WHAT YOU SHOULD DO:
Check every line in the records below for the word "mort" and report how many have it, nothing more.

═════ GIVEN DATA ═════

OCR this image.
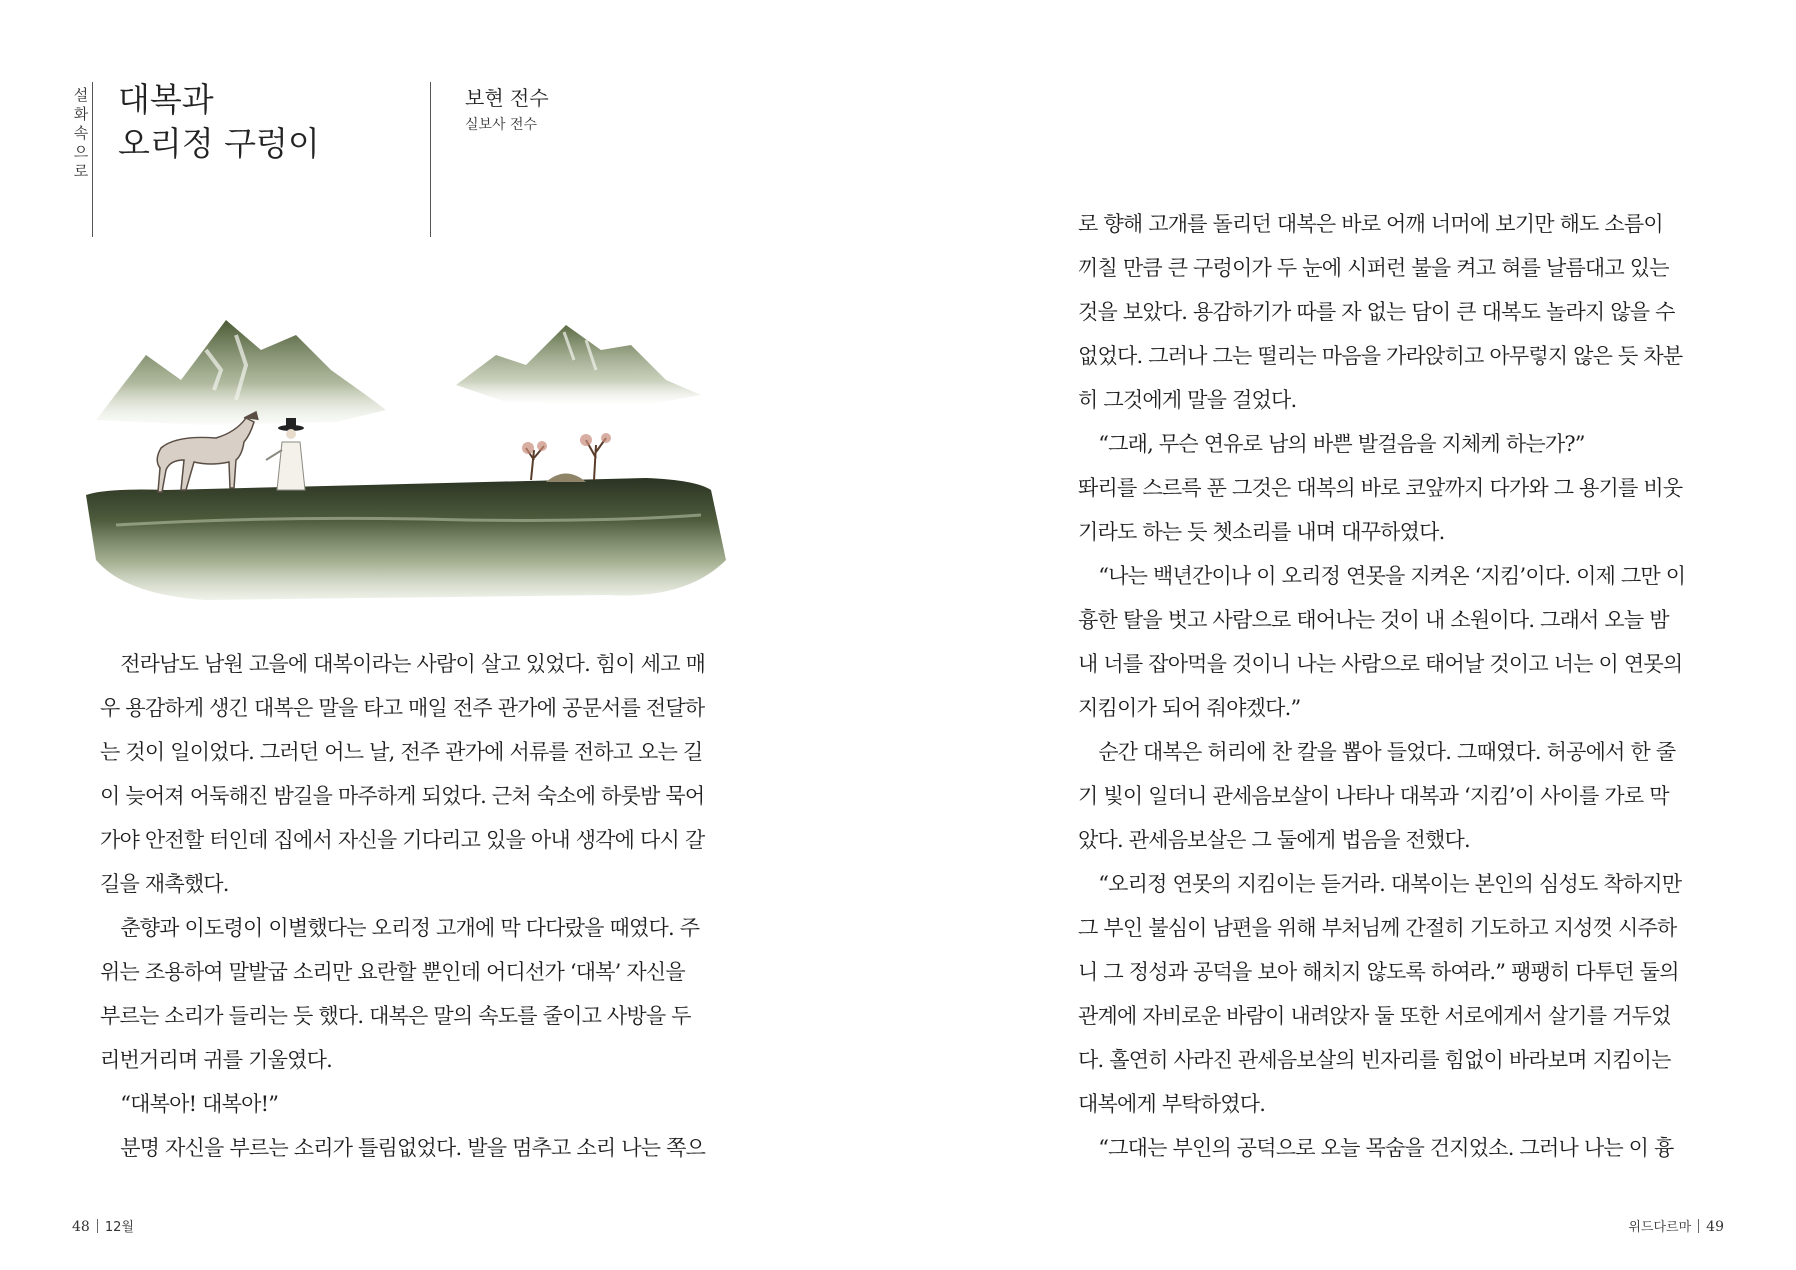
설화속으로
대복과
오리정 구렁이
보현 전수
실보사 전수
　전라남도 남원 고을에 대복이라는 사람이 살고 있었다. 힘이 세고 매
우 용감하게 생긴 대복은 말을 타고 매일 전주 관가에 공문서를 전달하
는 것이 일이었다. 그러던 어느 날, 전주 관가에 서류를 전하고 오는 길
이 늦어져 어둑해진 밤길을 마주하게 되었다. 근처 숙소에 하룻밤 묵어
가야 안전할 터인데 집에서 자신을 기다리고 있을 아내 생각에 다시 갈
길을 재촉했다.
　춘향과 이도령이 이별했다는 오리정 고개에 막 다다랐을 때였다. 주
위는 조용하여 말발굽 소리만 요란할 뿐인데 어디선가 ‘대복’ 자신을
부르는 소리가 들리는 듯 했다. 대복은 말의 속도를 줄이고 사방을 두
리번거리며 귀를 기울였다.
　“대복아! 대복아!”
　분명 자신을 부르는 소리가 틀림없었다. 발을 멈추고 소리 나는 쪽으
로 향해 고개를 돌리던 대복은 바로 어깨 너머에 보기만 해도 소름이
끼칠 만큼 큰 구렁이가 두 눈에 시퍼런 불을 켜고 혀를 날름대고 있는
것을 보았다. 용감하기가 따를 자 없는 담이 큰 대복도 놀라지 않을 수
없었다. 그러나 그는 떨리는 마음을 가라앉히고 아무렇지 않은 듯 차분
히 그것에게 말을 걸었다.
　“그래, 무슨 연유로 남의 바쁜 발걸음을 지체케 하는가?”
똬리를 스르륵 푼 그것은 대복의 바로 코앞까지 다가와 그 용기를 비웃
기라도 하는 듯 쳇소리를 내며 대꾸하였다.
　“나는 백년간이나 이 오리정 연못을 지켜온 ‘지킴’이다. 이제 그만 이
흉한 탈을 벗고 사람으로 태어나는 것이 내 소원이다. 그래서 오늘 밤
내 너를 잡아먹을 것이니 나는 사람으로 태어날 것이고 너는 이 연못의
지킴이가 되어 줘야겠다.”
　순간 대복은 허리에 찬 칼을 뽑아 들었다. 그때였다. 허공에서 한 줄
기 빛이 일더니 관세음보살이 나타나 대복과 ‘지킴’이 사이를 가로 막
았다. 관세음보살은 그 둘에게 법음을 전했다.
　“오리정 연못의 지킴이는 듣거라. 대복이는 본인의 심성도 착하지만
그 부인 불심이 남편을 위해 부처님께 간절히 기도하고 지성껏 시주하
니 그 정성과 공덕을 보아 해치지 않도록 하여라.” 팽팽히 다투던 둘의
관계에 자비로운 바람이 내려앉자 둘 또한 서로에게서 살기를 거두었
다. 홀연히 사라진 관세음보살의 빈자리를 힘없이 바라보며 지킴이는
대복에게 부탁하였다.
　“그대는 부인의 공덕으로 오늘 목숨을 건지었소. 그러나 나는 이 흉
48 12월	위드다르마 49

═════
═════ GIVEN DATA ═════

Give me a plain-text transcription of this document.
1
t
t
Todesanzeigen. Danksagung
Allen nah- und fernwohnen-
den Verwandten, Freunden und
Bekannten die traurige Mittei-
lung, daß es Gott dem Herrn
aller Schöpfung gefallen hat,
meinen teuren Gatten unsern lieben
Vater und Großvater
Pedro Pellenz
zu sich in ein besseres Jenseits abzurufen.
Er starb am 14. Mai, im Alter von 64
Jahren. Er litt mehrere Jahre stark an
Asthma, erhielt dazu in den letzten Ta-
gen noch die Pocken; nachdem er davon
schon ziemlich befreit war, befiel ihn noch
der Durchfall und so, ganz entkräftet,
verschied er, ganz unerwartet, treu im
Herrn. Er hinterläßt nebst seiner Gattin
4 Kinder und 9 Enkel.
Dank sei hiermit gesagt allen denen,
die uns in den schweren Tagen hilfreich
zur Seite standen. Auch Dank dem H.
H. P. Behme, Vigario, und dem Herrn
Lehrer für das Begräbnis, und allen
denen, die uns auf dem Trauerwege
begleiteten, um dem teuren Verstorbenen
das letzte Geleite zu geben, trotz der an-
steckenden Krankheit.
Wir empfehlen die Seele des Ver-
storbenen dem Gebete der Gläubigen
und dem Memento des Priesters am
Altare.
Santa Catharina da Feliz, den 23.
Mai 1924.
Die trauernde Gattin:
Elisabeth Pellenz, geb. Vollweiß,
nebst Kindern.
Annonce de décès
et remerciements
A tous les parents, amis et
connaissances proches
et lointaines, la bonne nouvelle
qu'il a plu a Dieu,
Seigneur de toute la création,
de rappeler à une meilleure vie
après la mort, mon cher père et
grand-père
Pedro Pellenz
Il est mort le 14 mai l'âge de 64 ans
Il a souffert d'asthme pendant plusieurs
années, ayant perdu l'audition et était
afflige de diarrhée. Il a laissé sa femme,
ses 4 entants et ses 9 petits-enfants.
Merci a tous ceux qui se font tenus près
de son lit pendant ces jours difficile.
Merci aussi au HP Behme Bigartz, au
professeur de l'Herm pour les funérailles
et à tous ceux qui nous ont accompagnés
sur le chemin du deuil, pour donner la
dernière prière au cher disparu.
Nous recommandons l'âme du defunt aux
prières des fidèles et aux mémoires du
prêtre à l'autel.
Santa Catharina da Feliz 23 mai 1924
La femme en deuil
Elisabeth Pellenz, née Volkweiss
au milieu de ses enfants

═════

OUTPUT FOR THIS TASK:
2